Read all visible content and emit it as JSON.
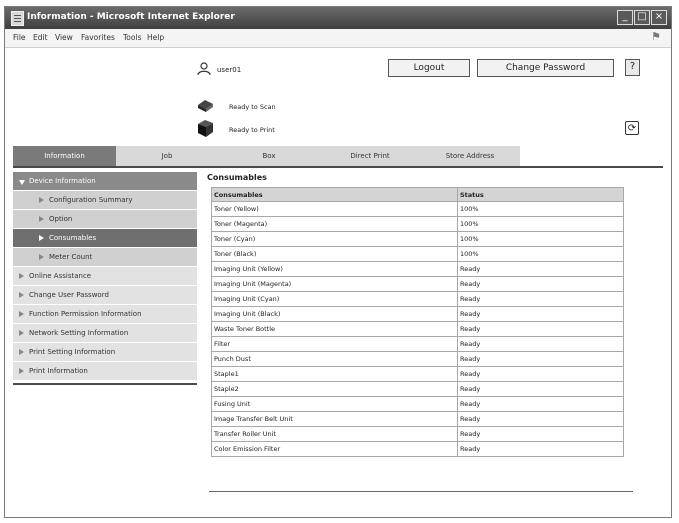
{
  "window": {
    "title": "Information - Microsoft Internet Explorer"
  },
  "menu": [
    "File",
    "Edit",
    "View",
    "Favorites",
    "Tools",
    "Help"
  ],
  "header": {
    "username": "user01",
    "logout_label": "Logout",
    "change_password_label": "Change Password",
    "scan_status": "Ready to Scan",
    "print_status": "Ready to Print"
  },
  "tabs": [
    "Information",
    "Job",
    "Box",
    "Direct Print",
    "Store Address"
  ],
  "sidebar": {
    "items": [
      {
        "label": "Device Information"
      },
      {
        "label": "Configuration Summary"
      },
      {
        "label": "Option"
      },
      {
        "label": "Consumables"
      },
      {
        "label": "Meter Count"
      },
      {
        "label": "Online Assistance"
      },
      {
        "label": "Change User Password"
      },
      {
        "label": "Function Permission Information"
      },
      {
        "label": "Network Setting Information"
      },
      {
        "label": "Print Setting Information"
      },
      {
        "label": "Print Information"
      }
    ]
  },
  "main": {
    "title": "Consumables",
    "columns": [
      "Consumables",
      "Status"
    ],
    "rows": [
      [
        "Toner (Yellow)",
        "100%"
      ],
      [
        "Toner (Magenta)",
        "100%"
      ],
      [
        "Toner (Cyan)",
        "100%"
      ],
      [
        "Toner (Black)",
        "100%"
      ],
      [
        "Imaging Unit (Yellow)",
        "Ready"
      ],
      [
        "Imaging Unit (Magenta)",
        "Ready"
      ],
      [
        "Imaging Unit (Cyan)",
        "Ready"
      ],
      [
        "Imaging Unit (Black)",
        "Ready"
      ],
      [
        "Waste Toner Bottle",
        "Ready"
      ],
      [
        "Filter",
        "Ready"
      ],
      [
        "Punch Dust",
        "Ready"
      ],
      [
        "Staple1",
        "Ready"
      ],
      [
        "Staple2",
        "Ready"
      ],
      [
        "Fusing Unit",
        "Ready"
      ],
      [
        "Image Transfer Belt Unit",
        "Ready"
      ],
      [
        "Transfer Roller Unit",
        "Ready"
      ],
      [
        "Color Emission Filter",
        "Ready"
      ]
    ]
  },
  "icons": {
    "app": "ie-page-icon",
    "user": "user-icon",
    "help": "help-icon",
    "scan": "scanner-icon",
    "print": "printer-icon",
    "refresh": "refresh-icon",
    "windows_logo": "windows-flag-icon"
  },
  "colors": {
    "title_bar": "#4a4a4a",
    "active_tab": "#7a7a7a",
    "sidebar_head": "#8a8a8a",
    "sidebar_selected": "#6f6f6f"
  }
}
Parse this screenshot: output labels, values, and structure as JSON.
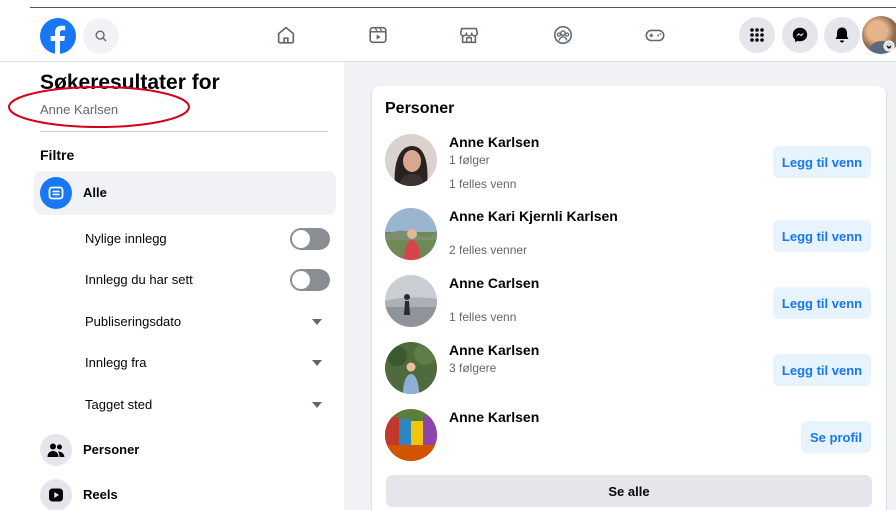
{
  "topbar": {
    "logo_icon": "facebook-logo-icon",
    "nav_icons": [
      "home-icon",
      "watch-icon",
      "marketplace-icon",
      "groups-icon",
      "gaming-icon"
    ],
    "right_icons": [
      "menu-grid-icon",
      "messenger-icon",
      "notifications-bell-icon"
    ],
    "brand_color": "#1877f2"
  },
  "sidebar": {
    "title": "Søkeresultater for",
    "query": "Anne Karlsen",
    "filters_title": "Filtre",
    "all_label": "Alle",
    "filters": [
      {
        "label": "Nylige innlegg",
        "control": "toggle"
      },
      {
        "label": "Innlegg du har sett",
        "control": "toggle"
      },
      {
        "label": "Publiseringsdato",
        "control": "dropdown"
      },
      {
        "label": "Innlegg fra",
        "control": "dropdown"
      },
      {
        "label": "Tagget sted",
        "control": "dropdown"
      }
    ],
    "categories": [
      {
        "label": "Personer",
        "icon": "people-icon"
      },
      {
        "label": "Reels",
        "icon": "reels-icon"
      }
    ],
    "annotation_color": "#d0021b"
  },
  "results": {
    "section_title": "Personer",
    "people": [
      {
        "name": "Anne Karlsen",
        "line1": "1 følger",
        "line2": "1 felles venn",
        "button": "Legg til venn"
      },
      {
        "name": "Anne Kari Kjernli Karlsen",
        "line1": "",
        "line2": "2 felles venner",
        "button": "Legg til venn"
      },
      {
        "name": "Anne Carlsen",
        "line1": "",
        "line2": "1 felles venn",
        "button": "Legg til venn"
      },
      {
        "name": "Anne Karlsen",
        "line1": "3 følgere",
        "line2": "",
        "button": "Legg til venn"
      },
      {
        "name": "Anne Karlsen",
        "line1": "",
        "line2": "",
        "button": "Se profil"
      }
    ],
    "see_all": "Se alle"
  }
}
....................
### Request
Reproduce each line of the records exactly, and omit every picture.

### Solution below
Read all visible content and emit it as JSON.
{
  "window": {
    "title": "Information - Microsoft Internet Explorer"
  },
  "menu": [
    "File",
    "Edit",
    "View",
    "Favorites",
    "Tools",
    "Help"
  ],
  "header": {
    "username": "user01",
    "logout_label": "Logout",
    "change_password_label": "Change Password",
    "scan_status": "Ready to Scan",
    "print_status": "Ready to Print"
  },
  "tabs": [
    "Information",
    "Job",
    "Box",
    "Direct Print",
    "Store Address"
  ],
  "sidebar": {
    "items": [
      {
        "label": "Device Information"
      },
      {
        "label": "Configuration Summary"
      },
      {
        "label": "Option"
      },
      {
        "label": "Consumables"
      },
      {
        "label": "Meter Count"
      },
      {
        "label": "Online Assistance"
      },
      {
        "label": "Change User Password"
      },
      {
        "label": "Function Permission Information"
      },
      {
        "label": "Network Setting Information"
      },
      {
        "label": "Print Setting Information"
      },
      {
        "label": "Print Information"
      }
    ]
  },
  "main": {
    "title": "Consumables",
    "columns": [
      "Consumables",
      "Status"
    ],
    "rows": [
      [
        "Toner (Yellow)",
        "100%"
      ],
      [
        "Toner (Magenta)",
        "100%"
      ],
      [
        "Toner (Cyan)",
        "100%"
      ],
      [
        "Toner (Black)",
        "100%"
      ],
      [
        "Imaging Unit (Yellow)",
        "Ready"
      ],
      [
        "Imaging Unit (Magenta)",
        "Ready"
      ],
      [
        "Imaging Unit (Cyan)",
        "Ready"
      ],
      [
        "Imaging Unit (Black)",
        "Ready"
      ],
      [
        "Waste Toner Bottle",
        "Ready"
      ],
      [
        "Filter",
        "Ready"
      ],
      [
        "Punch Dust",
        "Ready"
      ],
      [
        "Staple1",
        "Ready"
      ],
      [
        "Staple2",
        "Ready"
      ],
      [
        "Fusing Unit",
        "Ready"
      ],
      [
        "Image Transfer Belt Unit",
        "Ready"
      ],
      [
        "Transfer Roller Unit",
        "Ready"
      ],
      [
        "Color Emission Filter",
        "Ready"
      ]
    ]
  },
  "icons": {
    "app": "ie-page-icon",
    "user": "user-icon",
    "help": "help-icon",
    "scan": "scanner-icon",
    "print": "printer-icon",
    "refresh": "refresh-icon",
    "windows_logo": "windows-flag-icon"
  },
  "colors": {
    "title_bar": "#4a4a4a",
    "active_tab": "#7a7a7a",
    "sidebar_head": "#8a8a8a",
    "sidebar_selected": "#6f6f6f"
  }
}
Parse this screenshot: output labels, values, and structure as JSON.
{
  "topbar": {
    "logo_icon": "facebook-logo-icon",
    "nav_icons": [
      "home-icon",
      "watch-icon",
      "marketplace-icon",
      "groups-icon",
      "gaming-icon"
    ],
    "right_icons": [
      "menu-grid-icon",
      "messenger-icon",
      "notifications-bell-icon"
    ],
    "brand_color": "#1877f2"
  },
  "sidebar": {
    "title": "Søkeresultater for",
    "query": "Anne Karlsen",
    "filters_title": "Filtre",
    "all_label": "Alle",
    "filters": [
      {
        "label": "Nylige innlegg",
        "control": "toggle"
      },
      {
        "label": "Innlegg du har sett",
        "control": "toggle"
      },
      {
        "label": "Publiseringsdato",
        "control": "dropdown"
      },
      {
        "label": "Innlegg fra",
        "control": "dropdown"
      },
      {
        "label": "Tagget sted",
        "control": "dropdown"
      }
    ],
    "categories": [
      {
        "label": "Personer",
        "icon": "people-icon"
      },
      {
        "label": "Reels",
        "icon": "reels-icon"
      }
    ],
    "annotation_color": "#d0021b"
  },
  "results": {
    "section_title": "Personer",
    "people": [
      {
        "name": "Anne Karlsen",
        "line1": "1 følger",
        "line2": "1 felles venn",
        "button": "Legg til venn"
      },
      {
        "name": "Anne Kari Kjernli Karlsen",
        "line1": "",
        "line2": "2 felles venner",
        "button": "Legg til venn"
      },
      {
        "name": "Anne Carlsen",
        "line1": "",
        "line2": "1 felles venn",
        "button": "Legg til venn"
      },
      {
        "name": "Anne Karlsen",
        "line1": "3 følgere",
        "line2": "",
        "button": "Legg til venn"
      },
      {
        "name": "Anne Karlsen",
        "line1": "",
        "line2": "",
        "button": "Se profil"
      }
    ],
    "see_all": "Se alle"
  }
}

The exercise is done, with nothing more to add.